_SET EXERCISE_
Reproduce word for word the entries that open with the line containing "Localize each UI" and close with the line containing "bottom-y-tick-label: 80 [1045, 477, 1062, 494]", including both of those lines.

-- DATA SUPPLIED start --

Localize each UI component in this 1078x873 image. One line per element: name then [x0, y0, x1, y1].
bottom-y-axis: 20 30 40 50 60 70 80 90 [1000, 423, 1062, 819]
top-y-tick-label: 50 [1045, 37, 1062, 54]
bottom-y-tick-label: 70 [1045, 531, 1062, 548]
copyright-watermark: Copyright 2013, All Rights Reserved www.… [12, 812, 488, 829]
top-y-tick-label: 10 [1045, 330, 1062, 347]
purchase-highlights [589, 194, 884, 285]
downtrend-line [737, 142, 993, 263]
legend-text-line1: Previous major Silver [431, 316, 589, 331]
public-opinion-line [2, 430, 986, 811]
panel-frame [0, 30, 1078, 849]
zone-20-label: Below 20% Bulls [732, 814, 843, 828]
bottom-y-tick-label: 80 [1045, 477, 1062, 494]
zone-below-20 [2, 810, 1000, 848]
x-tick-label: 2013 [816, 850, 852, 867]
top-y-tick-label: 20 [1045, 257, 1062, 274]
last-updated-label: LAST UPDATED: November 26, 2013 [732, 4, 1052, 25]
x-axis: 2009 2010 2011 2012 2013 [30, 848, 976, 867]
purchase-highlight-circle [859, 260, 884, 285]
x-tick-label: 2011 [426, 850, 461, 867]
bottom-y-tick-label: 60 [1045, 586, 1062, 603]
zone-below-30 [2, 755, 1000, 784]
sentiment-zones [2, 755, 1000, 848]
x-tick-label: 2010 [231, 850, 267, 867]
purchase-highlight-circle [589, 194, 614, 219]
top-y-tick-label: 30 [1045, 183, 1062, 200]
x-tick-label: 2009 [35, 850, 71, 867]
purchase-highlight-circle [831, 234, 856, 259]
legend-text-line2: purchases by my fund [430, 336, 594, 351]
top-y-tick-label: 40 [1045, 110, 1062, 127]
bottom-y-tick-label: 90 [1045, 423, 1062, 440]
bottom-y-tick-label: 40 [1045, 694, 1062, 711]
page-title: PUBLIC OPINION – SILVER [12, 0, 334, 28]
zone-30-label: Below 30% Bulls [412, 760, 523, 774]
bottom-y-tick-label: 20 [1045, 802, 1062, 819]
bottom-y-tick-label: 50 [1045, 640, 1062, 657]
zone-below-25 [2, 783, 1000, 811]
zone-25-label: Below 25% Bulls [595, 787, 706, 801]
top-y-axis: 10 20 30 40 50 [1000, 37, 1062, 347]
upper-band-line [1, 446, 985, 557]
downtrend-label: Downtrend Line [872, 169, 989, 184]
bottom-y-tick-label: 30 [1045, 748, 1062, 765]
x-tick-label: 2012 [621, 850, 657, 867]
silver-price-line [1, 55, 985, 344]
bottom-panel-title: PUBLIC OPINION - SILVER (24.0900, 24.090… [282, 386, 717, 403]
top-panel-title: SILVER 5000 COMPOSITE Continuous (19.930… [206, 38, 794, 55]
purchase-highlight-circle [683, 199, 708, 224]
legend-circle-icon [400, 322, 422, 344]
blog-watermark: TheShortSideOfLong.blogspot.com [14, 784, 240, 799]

-- DATA SUPPLIED end --
-- DATA SUPPLIED start --

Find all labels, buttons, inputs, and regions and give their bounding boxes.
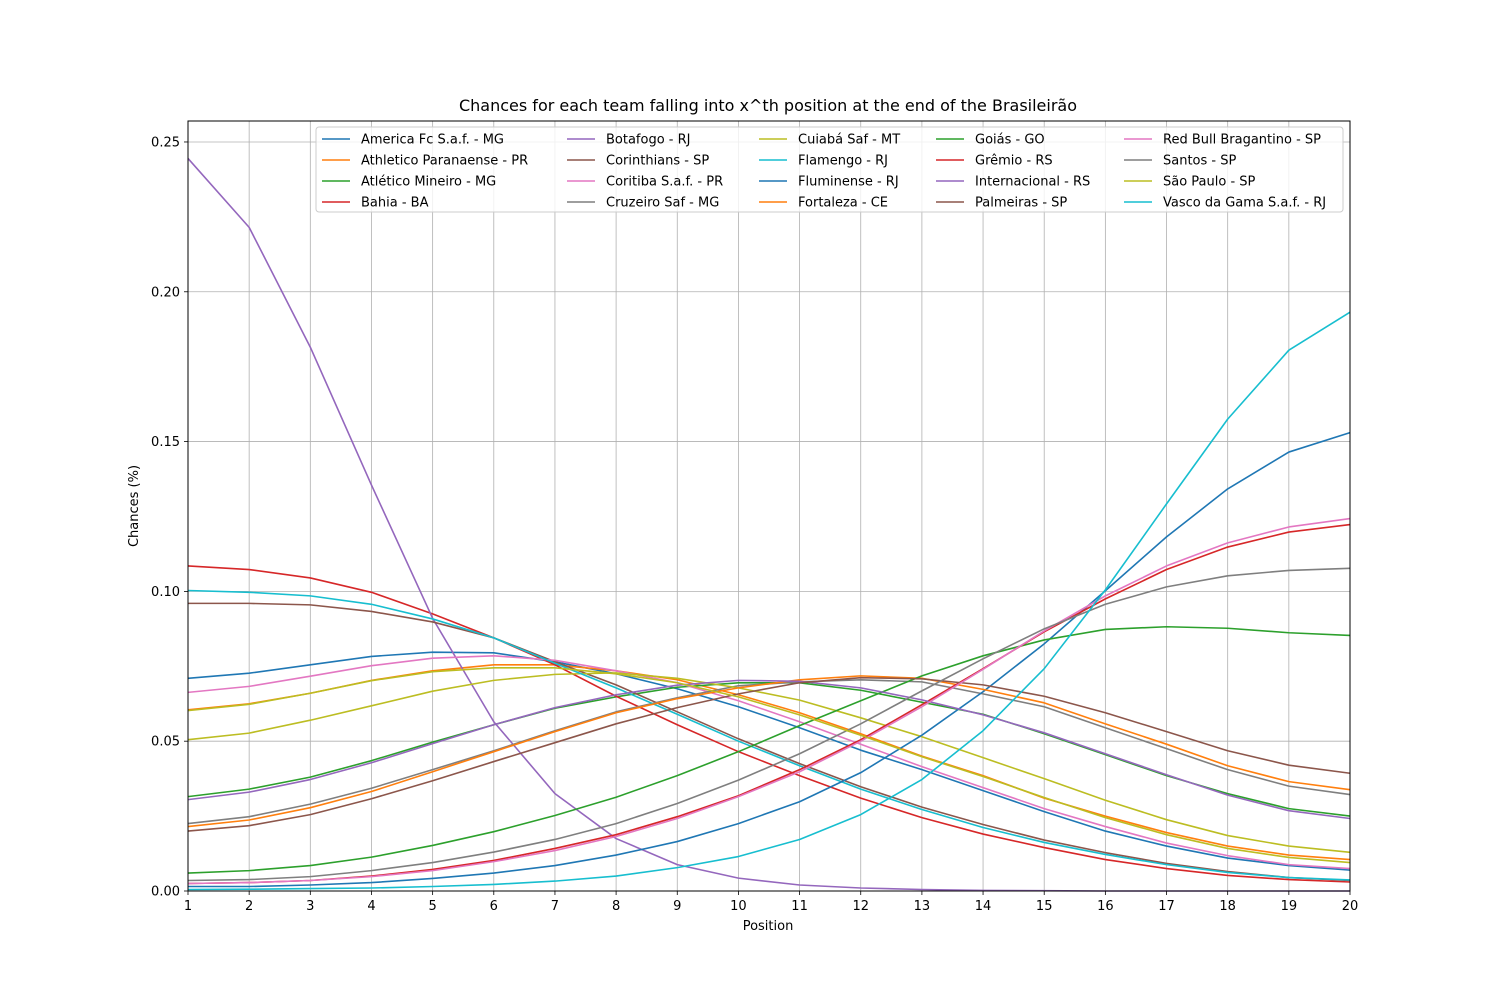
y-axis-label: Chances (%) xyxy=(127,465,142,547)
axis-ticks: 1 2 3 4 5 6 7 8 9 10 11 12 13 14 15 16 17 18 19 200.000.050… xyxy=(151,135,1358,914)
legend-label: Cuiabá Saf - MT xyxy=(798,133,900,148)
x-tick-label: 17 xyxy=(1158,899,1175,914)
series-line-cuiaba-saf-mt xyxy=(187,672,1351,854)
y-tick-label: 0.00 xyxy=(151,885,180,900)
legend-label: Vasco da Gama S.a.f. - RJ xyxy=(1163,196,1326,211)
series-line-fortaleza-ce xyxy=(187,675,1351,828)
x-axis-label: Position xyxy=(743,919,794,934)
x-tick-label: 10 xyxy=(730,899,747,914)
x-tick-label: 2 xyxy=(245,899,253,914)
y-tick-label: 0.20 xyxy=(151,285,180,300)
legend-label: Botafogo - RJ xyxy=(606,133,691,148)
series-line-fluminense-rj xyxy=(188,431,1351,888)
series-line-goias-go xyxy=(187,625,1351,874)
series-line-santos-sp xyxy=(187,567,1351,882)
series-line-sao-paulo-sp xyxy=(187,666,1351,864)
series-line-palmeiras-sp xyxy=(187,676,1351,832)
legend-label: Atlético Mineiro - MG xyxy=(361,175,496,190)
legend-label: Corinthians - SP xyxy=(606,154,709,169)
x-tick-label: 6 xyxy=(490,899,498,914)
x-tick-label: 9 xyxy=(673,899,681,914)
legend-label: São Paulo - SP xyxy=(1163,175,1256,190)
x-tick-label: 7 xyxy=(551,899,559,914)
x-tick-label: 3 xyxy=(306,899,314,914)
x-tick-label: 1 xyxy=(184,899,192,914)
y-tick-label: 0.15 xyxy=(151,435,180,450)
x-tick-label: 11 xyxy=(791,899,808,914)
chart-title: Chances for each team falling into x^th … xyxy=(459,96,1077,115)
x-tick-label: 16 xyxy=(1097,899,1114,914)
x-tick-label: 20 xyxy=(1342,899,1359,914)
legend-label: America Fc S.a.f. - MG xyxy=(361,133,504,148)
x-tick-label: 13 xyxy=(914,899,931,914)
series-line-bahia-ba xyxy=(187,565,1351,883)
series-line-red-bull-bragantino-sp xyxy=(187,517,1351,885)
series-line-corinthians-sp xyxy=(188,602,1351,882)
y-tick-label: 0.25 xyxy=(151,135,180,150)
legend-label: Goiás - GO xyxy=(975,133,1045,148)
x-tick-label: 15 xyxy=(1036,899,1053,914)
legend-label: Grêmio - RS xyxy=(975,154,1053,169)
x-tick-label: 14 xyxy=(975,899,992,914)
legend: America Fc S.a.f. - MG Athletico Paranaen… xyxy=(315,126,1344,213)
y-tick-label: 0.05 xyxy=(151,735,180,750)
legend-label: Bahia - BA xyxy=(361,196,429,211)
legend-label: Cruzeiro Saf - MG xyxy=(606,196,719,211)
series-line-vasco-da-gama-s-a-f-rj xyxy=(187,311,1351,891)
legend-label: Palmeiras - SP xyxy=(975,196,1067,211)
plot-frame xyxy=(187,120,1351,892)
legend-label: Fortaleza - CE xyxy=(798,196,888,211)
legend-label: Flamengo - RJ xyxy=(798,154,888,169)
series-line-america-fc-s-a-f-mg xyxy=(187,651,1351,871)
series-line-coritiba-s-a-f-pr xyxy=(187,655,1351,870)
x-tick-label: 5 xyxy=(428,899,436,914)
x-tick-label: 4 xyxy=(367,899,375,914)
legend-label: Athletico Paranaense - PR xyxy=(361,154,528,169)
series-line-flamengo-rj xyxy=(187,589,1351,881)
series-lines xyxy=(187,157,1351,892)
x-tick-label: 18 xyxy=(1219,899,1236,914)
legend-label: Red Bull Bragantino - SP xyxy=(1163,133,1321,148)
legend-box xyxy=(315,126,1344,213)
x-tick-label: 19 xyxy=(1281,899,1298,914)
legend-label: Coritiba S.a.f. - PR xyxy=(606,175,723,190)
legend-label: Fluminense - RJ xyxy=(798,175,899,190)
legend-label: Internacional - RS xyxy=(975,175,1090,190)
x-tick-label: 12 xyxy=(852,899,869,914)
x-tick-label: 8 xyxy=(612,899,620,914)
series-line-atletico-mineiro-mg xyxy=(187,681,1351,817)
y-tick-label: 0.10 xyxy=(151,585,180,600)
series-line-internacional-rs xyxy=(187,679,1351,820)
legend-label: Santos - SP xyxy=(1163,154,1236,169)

-- DATA SUPPLIED end --

_TASK RESULT_
Localize each UI component in this 1078x873 image. One line per element: name then [x0, y0, x1, y1].
bottom-y-axis: 20 30 40 50 60 70 80 90 [1000, 423, 1062, 819]
top-y-tick-label: 50 [1045, 37, 1062, 54]
bottom-y-tick-label: 70 [1045, 531, 1062, 548]
copyright-watermark: Copyright 2013, All Rights Reserved www.… [12, 812, 488, 829]
top-y-tick-label: 10 [1045, 330, 1062, 347]
purchase-highlights [589, 194, 884, 285]
downtrend-line [737, 142, 993, 263]
legend-text-line1: Previous major Silver [431, 316, 589, 331]
public-opinion-line [2, 430, 986, 811]
panel-frame [0, 30, 1078, 849]
zone-20-label: Below 20% Bulls [732, 814, 843, 828]
bottom-y-tick-label: 80 [1045, 477, 1062, 494]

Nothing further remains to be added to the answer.